_PROBLEM DETAILS_.
Tell how many lines contain the word "Your". Reply with the number only.

_THE INPUT_.
▬▬▬▬▬▬

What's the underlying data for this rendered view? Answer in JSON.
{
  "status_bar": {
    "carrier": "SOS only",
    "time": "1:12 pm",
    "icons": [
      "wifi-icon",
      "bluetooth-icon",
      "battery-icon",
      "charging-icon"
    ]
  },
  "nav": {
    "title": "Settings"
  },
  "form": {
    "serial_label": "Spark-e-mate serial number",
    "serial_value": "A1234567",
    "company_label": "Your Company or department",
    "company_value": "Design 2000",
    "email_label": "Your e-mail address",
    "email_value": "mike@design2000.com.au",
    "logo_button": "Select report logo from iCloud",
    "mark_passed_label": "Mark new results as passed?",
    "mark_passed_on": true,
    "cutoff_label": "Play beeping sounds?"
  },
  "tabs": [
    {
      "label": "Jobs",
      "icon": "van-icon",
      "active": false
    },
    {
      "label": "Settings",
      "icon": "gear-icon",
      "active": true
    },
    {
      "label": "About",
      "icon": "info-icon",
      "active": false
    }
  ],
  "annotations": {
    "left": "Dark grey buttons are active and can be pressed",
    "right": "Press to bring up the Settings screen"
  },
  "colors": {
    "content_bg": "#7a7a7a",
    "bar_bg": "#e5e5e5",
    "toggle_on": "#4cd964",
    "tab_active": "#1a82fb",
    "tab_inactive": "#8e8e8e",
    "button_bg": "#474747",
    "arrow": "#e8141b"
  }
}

▬▬▬▬▬▬

_THE OUTPUT_.
2